_Directive:_ Say only how many lines contain the word "text".

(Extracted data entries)

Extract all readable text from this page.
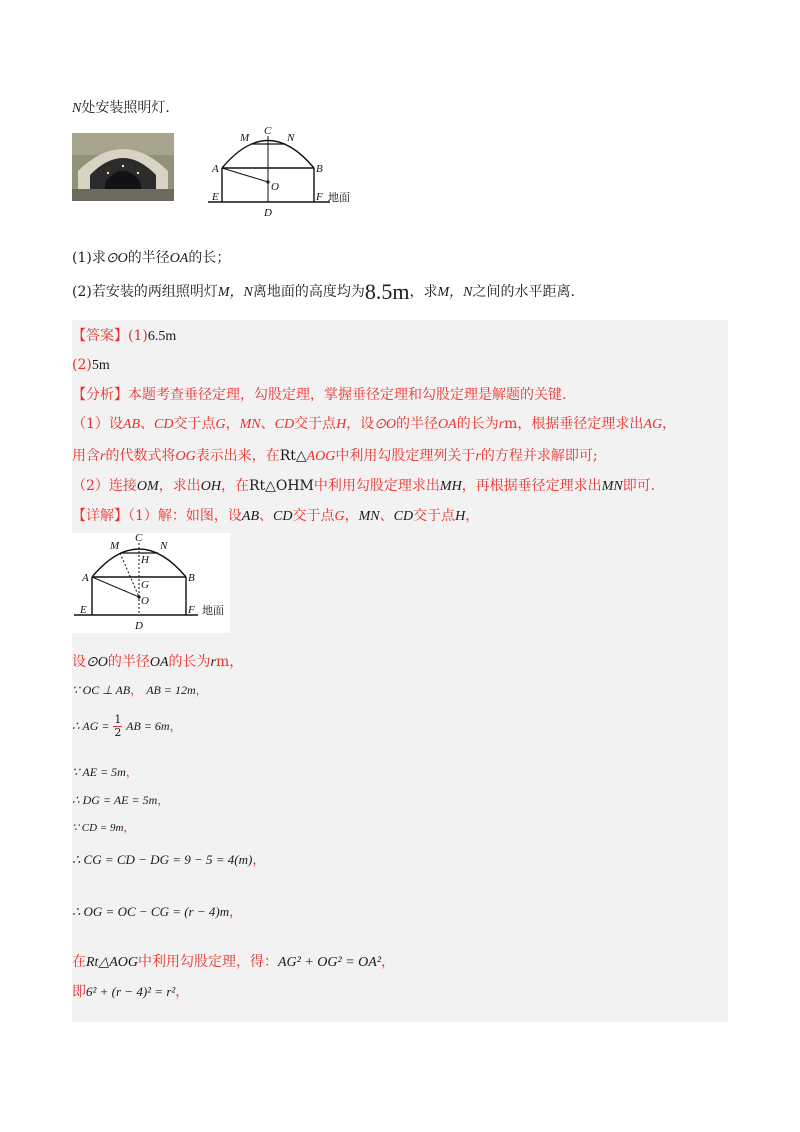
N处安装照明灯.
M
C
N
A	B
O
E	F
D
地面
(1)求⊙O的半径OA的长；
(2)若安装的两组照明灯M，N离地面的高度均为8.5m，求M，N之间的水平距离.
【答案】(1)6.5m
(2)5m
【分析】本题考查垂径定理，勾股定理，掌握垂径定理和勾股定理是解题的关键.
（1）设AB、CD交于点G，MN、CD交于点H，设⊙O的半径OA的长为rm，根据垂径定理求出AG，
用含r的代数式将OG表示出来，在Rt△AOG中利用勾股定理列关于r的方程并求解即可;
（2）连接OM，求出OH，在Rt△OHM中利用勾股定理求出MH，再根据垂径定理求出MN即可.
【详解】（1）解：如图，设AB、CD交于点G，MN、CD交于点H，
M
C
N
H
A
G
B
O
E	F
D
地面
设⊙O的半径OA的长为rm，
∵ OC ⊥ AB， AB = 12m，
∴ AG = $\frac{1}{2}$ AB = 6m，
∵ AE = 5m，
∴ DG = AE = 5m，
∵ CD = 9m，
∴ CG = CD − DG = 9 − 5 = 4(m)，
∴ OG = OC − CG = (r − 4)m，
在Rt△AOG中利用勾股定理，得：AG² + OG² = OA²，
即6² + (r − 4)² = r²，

---

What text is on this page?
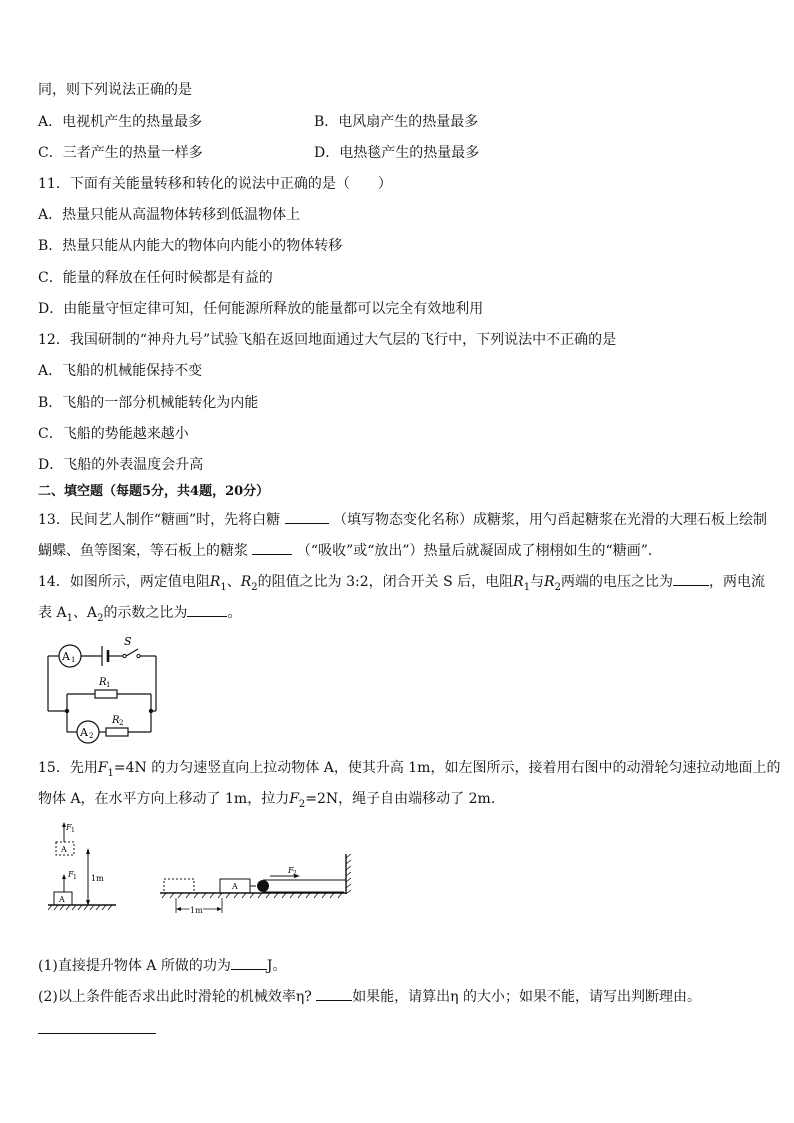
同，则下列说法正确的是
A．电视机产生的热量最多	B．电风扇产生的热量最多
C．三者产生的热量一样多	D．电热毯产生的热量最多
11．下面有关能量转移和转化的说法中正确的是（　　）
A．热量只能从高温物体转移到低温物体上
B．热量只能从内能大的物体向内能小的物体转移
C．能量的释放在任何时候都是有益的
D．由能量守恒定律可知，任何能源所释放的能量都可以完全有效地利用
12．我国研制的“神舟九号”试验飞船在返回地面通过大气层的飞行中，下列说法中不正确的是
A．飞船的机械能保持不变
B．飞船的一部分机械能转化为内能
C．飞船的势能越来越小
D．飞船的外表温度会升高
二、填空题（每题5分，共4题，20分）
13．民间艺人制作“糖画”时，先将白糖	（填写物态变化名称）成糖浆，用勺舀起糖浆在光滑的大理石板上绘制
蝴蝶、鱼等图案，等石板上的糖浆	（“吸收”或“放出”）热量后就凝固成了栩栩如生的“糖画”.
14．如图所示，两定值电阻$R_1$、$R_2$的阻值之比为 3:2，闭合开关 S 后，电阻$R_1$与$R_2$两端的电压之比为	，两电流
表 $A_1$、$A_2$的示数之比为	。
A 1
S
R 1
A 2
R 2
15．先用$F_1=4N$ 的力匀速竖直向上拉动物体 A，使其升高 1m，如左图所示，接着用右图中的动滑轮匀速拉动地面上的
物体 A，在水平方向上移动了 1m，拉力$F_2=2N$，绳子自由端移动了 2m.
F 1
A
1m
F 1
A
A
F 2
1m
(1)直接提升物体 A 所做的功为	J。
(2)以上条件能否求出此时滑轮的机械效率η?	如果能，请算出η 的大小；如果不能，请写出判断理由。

_The solution:_ 2